++++ RAW RECORDS
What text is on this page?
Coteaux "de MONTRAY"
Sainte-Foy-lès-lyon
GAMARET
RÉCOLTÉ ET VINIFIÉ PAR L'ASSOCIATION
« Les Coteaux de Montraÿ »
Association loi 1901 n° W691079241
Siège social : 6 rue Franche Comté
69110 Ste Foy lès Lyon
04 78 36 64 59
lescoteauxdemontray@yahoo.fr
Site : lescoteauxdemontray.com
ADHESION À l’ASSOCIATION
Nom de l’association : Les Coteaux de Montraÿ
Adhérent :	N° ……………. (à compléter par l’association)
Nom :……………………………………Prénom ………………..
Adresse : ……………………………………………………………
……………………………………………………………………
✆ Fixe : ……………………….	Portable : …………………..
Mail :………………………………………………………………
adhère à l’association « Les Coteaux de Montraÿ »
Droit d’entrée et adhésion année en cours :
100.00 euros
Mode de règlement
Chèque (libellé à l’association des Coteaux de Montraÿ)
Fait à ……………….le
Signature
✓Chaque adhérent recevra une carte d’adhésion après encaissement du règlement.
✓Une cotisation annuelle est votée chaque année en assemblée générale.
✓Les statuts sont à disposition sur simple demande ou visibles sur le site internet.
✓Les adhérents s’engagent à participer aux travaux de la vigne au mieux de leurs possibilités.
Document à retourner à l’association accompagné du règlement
++++++++
++++ RAW RECORDS
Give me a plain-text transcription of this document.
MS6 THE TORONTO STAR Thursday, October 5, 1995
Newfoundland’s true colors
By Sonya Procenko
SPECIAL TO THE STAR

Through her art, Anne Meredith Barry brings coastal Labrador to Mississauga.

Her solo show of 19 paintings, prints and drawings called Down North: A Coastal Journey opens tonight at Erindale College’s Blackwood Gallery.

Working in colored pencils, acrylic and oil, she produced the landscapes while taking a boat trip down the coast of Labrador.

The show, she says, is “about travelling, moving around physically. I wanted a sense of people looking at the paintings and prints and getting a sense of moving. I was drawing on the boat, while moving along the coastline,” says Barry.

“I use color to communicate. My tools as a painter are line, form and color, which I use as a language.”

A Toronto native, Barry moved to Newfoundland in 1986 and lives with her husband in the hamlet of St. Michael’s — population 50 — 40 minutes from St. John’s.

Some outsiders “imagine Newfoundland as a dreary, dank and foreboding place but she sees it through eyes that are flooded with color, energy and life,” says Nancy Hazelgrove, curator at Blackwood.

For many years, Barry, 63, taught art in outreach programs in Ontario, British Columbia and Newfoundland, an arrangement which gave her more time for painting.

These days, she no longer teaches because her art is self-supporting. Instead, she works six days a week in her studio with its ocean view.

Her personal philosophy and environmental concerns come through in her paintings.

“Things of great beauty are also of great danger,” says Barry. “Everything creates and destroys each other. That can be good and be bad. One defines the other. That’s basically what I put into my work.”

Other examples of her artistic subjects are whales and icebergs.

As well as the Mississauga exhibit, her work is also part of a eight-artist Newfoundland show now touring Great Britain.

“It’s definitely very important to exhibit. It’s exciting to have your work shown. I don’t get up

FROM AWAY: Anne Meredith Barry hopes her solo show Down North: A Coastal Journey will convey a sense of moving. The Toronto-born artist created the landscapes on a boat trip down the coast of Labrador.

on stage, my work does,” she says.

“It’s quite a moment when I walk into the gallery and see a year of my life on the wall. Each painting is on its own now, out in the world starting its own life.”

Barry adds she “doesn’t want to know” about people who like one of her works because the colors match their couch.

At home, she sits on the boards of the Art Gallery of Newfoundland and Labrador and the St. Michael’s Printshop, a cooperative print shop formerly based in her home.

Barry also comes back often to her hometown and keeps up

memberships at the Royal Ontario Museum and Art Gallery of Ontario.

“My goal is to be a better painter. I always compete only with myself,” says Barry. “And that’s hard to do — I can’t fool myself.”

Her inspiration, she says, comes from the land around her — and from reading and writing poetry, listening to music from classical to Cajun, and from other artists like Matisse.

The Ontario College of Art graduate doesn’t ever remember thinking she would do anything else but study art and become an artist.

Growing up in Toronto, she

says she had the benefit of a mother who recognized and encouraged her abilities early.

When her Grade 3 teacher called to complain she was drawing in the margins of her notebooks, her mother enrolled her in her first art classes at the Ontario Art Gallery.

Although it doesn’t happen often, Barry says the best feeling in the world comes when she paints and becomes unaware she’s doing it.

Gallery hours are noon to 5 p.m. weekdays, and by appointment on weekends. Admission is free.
++++++++
*AIM:* Locate the lines above that hold the word "mother". Show every one of them.

*THE REPLY:*
says she had the benefit of a mother who recognized and encouraged her abilities early.
When her Grade 3 teacher called to complain she was drawing in the margins of her notebooks, her mother enrolled her in her first art classes at the Ontario Art Gallery.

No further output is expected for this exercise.